- [Written task]
Scan each line of the records for the word "your" and extract the ones that have it.

- [Data listing]
───
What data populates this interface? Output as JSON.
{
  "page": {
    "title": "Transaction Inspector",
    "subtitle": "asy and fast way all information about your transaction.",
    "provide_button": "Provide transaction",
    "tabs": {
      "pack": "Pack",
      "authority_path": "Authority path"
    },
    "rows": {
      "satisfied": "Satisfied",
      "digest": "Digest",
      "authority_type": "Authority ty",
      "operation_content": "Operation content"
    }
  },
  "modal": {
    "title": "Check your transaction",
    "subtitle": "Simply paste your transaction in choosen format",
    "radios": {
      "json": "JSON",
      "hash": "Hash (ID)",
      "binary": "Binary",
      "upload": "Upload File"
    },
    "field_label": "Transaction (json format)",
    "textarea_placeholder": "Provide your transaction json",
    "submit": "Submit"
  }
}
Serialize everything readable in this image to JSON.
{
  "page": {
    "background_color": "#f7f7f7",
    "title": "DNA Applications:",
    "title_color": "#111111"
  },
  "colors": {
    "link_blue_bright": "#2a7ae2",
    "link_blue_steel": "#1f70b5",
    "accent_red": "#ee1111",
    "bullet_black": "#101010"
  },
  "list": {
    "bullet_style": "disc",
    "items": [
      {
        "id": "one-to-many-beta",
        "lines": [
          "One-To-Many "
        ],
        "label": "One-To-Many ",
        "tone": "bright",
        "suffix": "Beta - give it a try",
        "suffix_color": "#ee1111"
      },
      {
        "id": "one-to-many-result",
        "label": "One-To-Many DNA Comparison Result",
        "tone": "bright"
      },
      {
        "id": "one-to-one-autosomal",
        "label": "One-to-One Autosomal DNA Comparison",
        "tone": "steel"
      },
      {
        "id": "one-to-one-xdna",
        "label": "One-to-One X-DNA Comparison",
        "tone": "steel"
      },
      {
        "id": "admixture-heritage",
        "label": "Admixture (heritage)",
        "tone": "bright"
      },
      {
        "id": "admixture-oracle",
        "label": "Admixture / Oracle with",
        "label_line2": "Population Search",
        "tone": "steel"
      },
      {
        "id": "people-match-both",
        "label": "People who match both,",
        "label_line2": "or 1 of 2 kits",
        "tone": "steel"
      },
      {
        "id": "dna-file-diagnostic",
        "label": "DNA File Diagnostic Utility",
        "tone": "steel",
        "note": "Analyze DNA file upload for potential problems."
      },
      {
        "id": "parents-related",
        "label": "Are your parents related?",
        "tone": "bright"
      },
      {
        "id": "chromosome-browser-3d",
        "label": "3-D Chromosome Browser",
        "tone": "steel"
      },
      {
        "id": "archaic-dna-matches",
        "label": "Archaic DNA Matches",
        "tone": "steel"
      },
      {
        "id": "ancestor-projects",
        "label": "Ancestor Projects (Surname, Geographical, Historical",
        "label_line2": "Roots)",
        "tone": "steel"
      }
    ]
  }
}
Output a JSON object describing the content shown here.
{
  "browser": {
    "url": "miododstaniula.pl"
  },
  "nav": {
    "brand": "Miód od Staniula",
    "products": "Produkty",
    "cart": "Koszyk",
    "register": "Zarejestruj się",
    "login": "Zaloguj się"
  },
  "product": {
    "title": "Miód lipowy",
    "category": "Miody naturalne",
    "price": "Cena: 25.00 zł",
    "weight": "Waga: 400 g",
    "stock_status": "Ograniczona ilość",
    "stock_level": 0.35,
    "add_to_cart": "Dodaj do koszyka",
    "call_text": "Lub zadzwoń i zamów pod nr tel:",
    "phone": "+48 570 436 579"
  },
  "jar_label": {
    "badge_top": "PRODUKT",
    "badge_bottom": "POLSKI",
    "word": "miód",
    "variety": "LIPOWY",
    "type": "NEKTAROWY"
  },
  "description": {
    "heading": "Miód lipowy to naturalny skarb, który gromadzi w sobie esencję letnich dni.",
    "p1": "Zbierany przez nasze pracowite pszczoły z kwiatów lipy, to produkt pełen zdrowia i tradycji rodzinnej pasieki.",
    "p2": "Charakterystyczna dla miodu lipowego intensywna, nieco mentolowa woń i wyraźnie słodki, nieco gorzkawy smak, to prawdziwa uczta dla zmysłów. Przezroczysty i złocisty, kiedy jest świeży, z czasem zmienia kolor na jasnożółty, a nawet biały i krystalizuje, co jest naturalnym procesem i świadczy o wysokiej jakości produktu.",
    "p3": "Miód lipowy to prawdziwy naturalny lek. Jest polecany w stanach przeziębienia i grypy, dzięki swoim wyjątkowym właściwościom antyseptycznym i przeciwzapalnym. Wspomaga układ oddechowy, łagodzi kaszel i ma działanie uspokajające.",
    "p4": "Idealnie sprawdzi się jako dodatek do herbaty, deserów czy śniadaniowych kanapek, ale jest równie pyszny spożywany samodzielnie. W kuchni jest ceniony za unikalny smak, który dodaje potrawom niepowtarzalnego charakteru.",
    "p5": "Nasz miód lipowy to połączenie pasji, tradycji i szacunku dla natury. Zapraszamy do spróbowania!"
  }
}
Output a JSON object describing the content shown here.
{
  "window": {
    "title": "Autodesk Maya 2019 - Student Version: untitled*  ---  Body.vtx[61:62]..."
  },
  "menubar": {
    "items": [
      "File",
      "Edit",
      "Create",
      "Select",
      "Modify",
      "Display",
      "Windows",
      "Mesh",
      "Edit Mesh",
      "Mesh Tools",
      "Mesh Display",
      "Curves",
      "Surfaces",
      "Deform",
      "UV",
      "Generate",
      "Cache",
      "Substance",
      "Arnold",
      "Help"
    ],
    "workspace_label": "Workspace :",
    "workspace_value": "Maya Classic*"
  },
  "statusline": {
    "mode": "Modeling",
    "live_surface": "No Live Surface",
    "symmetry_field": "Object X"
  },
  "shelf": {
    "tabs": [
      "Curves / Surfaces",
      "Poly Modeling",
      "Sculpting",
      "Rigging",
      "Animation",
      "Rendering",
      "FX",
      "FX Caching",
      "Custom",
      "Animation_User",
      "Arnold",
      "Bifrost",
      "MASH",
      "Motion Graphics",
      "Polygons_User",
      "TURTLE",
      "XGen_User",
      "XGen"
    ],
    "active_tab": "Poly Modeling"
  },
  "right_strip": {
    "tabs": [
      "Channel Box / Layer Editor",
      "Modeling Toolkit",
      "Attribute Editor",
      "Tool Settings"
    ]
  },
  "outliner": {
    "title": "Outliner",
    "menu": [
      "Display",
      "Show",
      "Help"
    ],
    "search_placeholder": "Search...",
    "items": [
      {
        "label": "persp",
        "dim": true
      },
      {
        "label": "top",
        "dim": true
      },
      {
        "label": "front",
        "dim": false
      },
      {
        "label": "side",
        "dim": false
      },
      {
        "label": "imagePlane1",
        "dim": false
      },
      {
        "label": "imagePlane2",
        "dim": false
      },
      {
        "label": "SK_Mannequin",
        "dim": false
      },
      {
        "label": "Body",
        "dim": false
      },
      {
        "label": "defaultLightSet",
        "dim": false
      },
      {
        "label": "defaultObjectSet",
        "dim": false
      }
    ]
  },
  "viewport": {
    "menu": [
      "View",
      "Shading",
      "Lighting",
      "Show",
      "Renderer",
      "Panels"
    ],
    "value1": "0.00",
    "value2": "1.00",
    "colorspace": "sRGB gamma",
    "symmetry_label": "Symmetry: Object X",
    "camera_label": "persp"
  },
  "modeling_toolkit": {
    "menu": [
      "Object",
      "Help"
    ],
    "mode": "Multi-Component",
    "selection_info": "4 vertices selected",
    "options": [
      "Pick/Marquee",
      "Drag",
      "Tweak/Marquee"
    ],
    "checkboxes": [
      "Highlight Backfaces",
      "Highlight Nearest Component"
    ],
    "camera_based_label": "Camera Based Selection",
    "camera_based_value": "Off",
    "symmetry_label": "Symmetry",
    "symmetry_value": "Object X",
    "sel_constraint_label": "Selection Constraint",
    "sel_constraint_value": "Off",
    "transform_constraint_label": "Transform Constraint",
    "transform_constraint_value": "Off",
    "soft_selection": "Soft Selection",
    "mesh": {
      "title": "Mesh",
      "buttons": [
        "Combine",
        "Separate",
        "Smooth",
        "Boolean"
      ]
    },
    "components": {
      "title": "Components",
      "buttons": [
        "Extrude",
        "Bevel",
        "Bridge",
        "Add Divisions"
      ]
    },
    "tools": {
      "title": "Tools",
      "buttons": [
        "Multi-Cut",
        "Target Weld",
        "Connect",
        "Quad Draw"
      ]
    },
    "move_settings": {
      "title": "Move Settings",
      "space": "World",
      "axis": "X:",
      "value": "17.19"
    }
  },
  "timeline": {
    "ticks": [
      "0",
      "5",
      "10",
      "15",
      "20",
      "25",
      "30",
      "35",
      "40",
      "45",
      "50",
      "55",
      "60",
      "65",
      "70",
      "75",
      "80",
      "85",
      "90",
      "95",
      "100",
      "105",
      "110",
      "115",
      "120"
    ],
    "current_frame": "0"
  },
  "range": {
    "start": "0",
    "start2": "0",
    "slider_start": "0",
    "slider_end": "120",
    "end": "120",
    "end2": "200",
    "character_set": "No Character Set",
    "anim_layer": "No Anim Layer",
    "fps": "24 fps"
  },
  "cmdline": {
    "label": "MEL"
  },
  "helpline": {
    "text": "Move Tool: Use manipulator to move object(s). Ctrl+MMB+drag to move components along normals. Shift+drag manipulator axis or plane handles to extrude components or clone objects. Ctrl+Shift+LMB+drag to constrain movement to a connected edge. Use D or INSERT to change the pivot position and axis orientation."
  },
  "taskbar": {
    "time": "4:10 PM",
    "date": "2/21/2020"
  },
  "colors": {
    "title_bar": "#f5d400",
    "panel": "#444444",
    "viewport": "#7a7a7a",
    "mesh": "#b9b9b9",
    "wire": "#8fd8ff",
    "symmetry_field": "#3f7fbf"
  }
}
───
- [Expected answer]
    "subtitle": "asy and fast way all information about your transaction.",
    "title": "Check your transaction",
    "subtitle": "Simply paste your transaction in choosen format",
    "textarea_placeholder": "Provide your transaction json",
        "label": "Are your parents related?",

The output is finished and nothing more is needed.